**BRIEF**. Review the listing and copy each line that holds the word "JSON".

[Figure record extracts]
— start —

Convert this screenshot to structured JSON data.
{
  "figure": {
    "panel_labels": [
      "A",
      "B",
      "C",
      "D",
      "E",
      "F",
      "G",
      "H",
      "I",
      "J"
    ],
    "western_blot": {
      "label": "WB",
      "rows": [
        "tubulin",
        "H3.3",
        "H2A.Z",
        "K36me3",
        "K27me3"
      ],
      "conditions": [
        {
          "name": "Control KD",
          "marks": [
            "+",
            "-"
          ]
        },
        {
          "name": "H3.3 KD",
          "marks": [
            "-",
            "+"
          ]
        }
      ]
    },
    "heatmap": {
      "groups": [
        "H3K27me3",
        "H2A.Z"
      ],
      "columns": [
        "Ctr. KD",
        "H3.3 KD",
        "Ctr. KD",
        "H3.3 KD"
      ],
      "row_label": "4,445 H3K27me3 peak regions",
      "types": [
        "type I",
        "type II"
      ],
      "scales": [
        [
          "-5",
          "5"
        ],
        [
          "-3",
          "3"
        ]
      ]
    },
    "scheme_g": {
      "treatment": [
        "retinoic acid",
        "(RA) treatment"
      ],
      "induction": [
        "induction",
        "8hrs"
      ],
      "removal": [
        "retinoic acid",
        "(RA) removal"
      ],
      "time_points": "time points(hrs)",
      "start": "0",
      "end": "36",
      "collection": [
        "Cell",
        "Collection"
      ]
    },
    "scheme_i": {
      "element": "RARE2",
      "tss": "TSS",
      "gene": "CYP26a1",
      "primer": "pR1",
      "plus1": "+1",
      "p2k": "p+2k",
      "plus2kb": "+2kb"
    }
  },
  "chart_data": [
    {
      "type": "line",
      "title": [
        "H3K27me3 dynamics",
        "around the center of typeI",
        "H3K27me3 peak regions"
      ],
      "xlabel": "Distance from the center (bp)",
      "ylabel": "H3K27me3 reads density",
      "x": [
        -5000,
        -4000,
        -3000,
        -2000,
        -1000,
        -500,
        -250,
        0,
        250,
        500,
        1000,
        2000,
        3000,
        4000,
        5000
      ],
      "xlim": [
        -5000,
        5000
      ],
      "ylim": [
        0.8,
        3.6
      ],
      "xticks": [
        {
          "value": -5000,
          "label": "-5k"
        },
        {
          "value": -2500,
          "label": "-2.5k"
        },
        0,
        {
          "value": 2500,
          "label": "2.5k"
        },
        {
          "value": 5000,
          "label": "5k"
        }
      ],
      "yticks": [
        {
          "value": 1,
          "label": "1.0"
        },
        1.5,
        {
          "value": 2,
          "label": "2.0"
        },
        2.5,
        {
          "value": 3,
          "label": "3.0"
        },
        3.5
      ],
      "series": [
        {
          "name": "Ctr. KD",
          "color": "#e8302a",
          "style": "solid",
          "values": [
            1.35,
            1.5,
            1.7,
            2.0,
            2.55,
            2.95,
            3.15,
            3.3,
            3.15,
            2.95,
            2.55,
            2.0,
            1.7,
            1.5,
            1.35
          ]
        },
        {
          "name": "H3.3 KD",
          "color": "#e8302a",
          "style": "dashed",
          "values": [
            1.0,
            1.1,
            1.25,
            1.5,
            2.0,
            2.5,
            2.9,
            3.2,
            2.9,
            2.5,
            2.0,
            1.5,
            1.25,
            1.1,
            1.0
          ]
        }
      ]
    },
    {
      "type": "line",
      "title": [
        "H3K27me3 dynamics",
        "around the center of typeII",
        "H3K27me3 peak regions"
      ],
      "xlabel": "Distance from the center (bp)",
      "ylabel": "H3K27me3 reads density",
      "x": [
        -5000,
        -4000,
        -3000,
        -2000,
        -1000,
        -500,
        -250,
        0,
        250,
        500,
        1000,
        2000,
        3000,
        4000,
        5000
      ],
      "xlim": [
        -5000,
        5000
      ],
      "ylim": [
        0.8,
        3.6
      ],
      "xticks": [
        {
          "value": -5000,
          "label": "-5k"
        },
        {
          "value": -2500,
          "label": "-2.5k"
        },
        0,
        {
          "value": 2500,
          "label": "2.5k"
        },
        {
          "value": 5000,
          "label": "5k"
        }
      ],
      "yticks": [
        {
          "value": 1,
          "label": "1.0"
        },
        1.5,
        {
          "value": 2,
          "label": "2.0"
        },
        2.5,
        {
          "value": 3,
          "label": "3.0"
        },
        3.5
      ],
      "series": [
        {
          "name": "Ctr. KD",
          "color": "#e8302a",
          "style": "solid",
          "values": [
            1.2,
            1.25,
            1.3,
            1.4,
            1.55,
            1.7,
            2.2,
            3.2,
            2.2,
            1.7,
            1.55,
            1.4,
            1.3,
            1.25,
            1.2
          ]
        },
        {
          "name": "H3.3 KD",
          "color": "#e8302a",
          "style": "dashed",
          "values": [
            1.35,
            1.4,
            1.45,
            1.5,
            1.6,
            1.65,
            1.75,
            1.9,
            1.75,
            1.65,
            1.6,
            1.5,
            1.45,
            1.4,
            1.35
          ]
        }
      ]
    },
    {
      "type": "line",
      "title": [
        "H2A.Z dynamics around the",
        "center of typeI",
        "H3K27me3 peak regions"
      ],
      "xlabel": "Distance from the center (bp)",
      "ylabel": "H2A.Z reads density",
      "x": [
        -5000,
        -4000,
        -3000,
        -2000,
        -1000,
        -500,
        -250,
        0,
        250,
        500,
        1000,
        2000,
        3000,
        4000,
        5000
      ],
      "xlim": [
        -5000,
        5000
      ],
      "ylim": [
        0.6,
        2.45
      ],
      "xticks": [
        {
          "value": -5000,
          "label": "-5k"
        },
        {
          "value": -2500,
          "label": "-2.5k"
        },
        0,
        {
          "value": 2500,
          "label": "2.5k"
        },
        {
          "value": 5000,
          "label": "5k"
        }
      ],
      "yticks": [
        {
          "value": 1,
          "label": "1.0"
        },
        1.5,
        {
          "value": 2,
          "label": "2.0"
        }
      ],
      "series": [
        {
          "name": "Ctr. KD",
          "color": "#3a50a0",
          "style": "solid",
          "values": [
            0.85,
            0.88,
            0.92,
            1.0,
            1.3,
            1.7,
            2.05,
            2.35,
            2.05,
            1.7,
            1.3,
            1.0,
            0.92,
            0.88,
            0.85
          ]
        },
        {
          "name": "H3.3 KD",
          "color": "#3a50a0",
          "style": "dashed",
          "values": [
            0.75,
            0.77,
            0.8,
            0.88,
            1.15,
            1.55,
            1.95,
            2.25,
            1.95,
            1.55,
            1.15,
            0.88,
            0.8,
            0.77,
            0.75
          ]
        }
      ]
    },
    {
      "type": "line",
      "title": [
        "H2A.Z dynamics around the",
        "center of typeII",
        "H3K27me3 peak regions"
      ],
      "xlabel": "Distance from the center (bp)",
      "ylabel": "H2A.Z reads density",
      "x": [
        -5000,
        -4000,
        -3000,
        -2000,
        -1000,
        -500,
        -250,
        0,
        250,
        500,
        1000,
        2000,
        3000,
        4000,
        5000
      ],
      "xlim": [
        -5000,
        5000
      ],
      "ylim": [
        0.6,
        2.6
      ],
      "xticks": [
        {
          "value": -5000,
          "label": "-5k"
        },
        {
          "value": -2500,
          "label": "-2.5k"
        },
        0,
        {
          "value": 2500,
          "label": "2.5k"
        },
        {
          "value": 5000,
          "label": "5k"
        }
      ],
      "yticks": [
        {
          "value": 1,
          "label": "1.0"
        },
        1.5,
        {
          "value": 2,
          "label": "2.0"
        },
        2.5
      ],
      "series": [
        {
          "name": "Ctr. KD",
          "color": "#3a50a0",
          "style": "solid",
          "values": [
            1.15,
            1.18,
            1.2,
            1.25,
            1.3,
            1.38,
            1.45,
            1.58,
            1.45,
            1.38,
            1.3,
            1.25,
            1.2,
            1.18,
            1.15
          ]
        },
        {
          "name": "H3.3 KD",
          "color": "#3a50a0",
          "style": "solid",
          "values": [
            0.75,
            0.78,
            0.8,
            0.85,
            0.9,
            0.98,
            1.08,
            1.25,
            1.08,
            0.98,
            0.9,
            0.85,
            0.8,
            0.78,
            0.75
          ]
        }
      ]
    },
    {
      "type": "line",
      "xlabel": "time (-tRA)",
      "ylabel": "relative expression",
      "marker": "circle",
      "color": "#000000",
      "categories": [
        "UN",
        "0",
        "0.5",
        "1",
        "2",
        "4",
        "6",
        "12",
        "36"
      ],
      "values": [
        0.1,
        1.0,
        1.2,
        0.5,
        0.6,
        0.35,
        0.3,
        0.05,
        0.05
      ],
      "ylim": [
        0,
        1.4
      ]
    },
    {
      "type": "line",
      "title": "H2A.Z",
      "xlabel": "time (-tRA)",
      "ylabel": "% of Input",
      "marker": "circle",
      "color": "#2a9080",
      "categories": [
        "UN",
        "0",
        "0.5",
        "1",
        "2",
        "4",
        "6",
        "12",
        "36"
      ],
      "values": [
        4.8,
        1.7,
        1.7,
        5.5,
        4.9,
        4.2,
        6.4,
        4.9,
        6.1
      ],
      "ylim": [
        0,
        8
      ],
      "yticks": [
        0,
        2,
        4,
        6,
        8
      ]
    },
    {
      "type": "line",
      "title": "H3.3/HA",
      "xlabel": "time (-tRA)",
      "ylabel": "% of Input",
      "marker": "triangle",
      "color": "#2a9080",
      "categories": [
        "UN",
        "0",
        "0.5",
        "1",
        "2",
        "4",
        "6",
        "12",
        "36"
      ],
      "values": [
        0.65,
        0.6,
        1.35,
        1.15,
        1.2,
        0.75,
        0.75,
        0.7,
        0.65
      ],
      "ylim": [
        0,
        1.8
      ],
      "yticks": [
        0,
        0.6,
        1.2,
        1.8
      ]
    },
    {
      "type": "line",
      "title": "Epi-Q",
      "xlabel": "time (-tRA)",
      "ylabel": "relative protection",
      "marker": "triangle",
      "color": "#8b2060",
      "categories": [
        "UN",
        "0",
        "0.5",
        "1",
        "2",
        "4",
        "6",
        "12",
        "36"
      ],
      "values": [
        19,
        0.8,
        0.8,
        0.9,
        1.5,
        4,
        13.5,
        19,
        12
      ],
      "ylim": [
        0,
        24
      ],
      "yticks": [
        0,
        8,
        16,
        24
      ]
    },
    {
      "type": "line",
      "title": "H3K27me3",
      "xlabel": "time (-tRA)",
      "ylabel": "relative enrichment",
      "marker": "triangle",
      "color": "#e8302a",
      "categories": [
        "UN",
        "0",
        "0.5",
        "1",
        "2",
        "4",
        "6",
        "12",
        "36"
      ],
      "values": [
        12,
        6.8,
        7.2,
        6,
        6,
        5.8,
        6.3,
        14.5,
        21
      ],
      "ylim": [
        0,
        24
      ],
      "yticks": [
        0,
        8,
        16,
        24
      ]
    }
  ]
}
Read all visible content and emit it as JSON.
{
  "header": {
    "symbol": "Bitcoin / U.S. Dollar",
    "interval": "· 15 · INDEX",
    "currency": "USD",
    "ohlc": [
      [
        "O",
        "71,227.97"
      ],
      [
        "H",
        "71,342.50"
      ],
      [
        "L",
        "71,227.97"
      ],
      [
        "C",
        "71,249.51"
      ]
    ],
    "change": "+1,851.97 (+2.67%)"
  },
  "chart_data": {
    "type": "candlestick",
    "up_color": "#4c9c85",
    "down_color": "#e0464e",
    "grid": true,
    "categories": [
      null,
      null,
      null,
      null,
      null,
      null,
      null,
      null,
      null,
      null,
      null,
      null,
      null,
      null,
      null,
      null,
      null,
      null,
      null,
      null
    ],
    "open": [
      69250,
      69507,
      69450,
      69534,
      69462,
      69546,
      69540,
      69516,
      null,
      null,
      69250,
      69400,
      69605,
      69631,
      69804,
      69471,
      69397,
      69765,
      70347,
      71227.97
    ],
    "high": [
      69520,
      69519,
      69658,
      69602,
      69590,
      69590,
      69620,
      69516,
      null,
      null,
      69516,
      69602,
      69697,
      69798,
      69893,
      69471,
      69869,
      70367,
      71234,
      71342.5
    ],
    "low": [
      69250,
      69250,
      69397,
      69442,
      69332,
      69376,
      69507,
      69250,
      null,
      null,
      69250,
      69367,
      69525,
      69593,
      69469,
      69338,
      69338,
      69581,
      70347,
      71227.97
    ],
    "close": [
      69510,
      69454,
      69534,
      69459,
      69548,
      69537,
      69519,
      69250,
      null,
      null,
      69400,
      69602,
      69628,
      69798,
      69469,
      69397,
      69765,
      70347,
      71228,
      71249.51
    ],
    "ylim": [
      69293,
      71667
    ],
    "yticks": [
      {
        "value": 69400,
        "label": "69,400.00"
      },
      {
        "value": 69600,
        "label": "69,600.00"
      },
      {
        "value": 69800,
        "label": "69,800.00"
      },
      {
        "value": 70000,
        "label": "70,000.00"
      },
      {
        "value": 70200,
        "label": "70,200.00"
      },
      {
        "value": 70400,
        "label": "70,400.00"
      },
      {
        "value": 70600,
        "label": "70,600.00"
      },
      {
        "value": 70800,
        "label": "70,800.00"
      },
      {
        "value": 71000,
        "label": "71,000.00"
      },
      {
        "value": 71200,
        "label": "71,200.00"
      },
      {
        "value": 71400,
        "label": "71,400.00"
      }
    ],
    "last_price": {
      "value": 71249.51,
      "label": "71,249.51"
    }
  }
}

— end —

**FULL RESPONSE**.
Convert this screenshot to structured JSON data.
Read all visible content and emit it as JSON.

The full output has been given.